-- Start DATA EXCERPTS --
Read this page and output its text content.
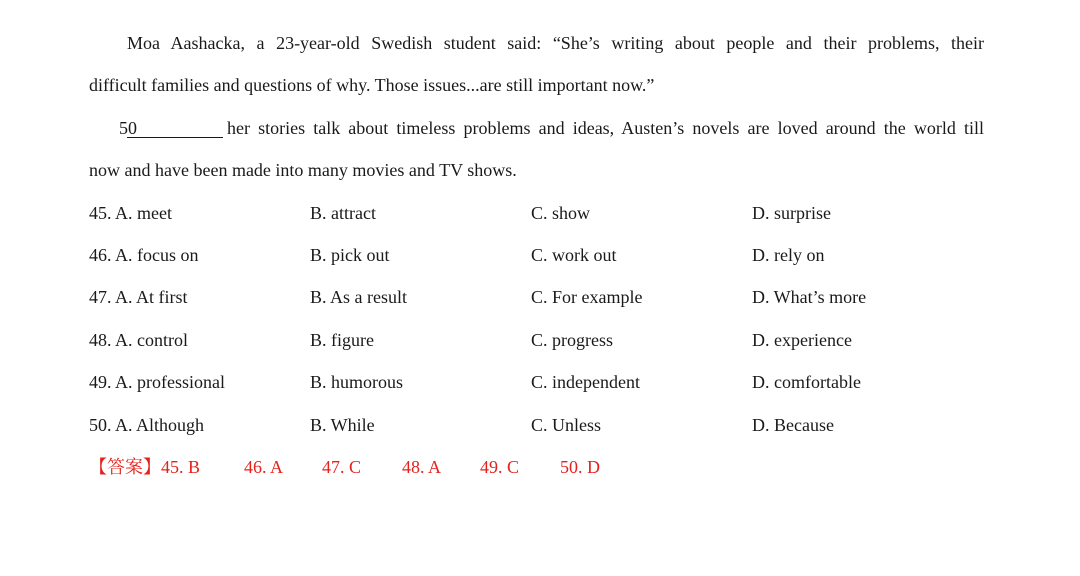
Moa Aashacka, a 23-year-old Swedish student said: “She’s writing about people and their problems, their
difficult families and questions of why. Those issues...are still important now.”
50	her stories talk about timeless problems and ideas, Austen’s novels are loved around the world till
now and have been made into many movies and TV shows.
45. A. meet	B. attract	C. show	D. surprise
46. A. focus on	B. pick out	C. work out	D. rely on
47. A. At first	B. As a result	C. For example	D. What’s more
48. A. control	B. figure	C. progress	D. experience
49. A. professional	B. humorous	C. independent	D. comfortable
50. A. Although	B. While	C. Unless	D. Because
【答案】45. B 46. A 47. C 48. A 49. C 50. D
-- End DATA EXCERPTS --
-- Start DATA EXCERPTS --
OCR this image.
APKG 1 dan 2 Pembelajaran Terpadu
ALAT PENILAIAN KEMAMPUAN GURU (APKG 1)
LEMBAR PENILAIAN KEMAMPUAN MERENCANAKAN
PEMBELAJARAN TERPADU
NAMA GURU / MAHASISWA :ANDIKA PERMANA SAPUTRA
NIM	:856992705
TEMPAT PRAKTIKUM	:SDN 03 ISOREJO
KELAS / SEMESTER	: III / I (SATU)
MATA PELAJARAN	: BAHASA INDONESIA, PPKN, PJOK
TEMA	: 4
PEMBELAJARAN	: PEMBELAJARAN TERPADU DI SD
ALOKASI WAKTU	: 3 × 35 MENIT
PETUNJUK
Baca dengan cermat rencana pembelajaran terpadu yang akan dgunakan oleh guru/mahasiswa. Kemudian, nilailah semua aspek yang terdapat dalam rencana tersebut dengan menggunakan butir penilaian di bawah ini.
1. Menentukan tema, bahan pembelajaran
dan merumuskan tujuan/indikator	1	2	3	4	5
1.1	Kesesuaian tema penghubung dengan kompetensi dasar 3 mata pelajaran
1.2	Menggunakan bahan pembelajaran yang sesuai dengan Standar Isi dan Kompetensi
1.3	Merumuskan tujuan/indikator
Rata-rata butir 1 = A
-- End DATA EXCERPTS --
-- Start DATA EXCERPTS --
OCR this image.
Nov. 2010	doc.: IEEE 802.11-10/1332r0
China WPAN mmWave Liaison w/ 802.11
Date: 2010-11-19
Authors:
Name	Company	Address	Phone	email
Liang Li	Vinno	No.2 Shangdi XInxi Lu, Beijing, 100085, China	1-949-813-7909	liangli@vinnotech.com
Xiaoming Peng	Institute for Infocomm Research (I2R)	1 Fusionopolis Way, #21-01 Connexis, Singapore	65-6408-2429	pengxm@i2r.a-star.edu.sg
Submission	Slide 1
-- End DATA EXCERPTS --
● **WRITTEN EXERCISE**:
Copy all lines from the data that hold the word "problems".

● **EXERCISE OUTPUT**:
Moa Aashacka, a 23-year-old Swedish student said: “She’s writing about people and their problems, their
50	her stories talk about timeless problems and ideas, Austen’s novels are loved around the world till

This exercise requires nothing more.